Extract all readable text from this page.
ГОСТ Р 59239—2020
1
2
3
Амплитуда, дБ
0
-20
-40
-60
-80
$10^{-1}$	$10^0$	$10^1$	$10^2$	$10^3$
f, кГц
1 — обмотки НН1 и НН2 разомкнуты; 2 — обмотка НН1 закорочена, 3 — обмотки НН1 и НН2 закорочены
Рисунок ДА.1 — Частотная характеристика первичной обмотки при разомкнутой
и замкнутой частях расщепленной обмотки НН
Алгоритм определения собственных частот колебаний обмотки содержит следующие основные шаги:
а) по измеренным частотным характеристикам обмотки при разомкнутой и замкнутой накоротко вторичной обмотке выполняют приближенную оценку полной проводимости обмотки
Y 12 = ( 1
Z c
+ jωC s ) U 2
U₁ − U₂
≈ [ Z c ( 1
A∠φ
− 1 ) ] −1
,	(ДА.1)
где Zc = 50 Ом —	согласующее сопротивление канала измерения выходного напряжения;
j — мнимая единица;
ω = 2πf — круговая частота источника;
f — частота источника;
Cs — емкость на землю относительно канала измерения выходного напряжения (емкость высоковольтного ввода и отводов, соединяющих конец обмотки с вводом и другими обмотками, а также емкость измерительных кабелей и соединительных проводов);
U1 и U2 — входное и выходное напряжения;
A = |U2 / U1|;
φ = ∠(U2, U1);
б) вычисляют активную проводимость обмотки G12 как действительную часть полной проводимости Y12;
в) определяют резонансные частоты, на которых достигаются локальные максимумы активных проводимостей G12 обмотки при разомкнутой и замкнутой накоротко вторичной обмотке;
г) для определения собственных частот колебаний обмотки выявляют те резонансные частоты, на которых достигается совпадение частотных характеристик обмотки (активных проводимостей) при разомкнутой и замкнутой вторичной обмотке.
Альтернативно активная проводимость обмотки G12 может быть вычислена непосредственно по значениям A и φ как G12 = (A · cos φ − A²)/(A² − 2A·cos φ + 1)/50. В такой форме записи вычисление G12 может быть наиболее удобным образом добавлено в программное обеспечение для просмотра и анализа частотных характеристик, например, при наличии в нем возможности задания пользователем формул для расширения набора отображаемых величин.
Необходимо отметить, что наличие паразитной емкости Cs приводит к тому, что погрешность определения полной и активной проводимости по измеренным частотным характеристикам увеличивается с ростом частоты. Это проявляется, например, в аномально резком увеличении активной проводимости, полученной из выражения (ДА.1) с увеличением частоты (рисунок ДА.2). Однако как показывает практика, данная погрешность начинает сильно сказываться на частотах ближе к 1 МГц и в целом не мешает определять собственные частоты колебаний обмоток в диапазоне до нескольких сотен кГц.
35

※

What you should do: Make an exact copy of the data above.

Output:
Extract all readable text from this page.
ГОСТ Р 59239—2020
1
2
3
Амплитуда, дБ
0
-20
-40
-60
-80
$10^{-1}$	$10^0$	$10^1$	$10^2$	$10^3$
f, кГц
1 — обмотки НН1 и НН2 разомкнуты; 2 — обмотка НН1 закорочена, 3 — обмотки НН1 и НН2 закорочены
Рисунок ДА.1 — Частотная характеристика первичной обмотки при разомкнутой
и замкнутой частях расщепленной обмотки НН
Алгоритм определения собственных частот колебаний обмотки содержит следующие основные шаги:
а) по измеренным частотным характеристикам обмотки при разомкнутой и замкнутой накоротко вторичной обмотке выполняют приближенную оценку полной проводимости обмотки
Y 12 = ( 1
Z c
+ jωC s ) U 2
U₁ − U₂
≈ [ Z c ( 1
A∠φ
− 1 ) ] −1
,	(ДА.1)
где Zc = 50 Ом —	согласующее сопротивление канала измерения выходного напряжения;
j — мнимая единица;
ω = 2πf — круговая частота источника;
f — частота источника;
Cs — емкость на землю относительно канала измерения выходного напряжения (емкость высоковольтного ввода и отводов, соединяющих конец обмотки с вводом и другими обмотками, а также емкость измерительных кабелей и соединительных проводов);
U1 и U2 — входное и выходное напряжения;
A = |U2 / U1|;
φ = ∠(U2, U1);
б) вычисляют активную проводимость обмотки G12 как действительную часть полной проводимости Y12;
в) определяют резонансные частоты, на которых достигаются локальные максимумы активных проводимостей G12 обмотки при разомкнутой и замкнутой накоротко вторичной обмотке;
г) для определения собственных частот колебаний обмотки выявляют те резонансные частоты, на которых достигается совпадение частотных характеристик обмотки (активных проводимостей) при разомкнутой и замкнутой вторичной обмотке.
Альтернативно активная проводимость обмотки G12 может быть вычислена непосредственно по значениям A и φ как G12 = (A · cos φ − A²)/(A² − 2A·cos φ + 1)/50. В такой форме записи вычисление G12 может быть наиболее удобным образом добавлено в программное обеспечение для просмотра и анализа частотных характеристик, например, при наличии в нем возможности задания пользователем формул для расширения набора отображаемых величин.
Необходимо отметить, что наличие паразитной емкости Cs приводит к тому, что погрешность определения полной и активной проводимости по измеренным частотным характеристикам увеличивается с ростом частоты. Это проявляется, например, в аномально резком увеличении активной проводимости, полученной из выражения (ДА.1) с увеличением частоты (рисунок ДА.2). Однако как показывает практика, данная погрешность начинает сильно сказываться на частотах ближе к 1 МГц и в целом не мешает определять собственные частоты колебаний обмоток в диапазоне до нескольких сотен кГц.
35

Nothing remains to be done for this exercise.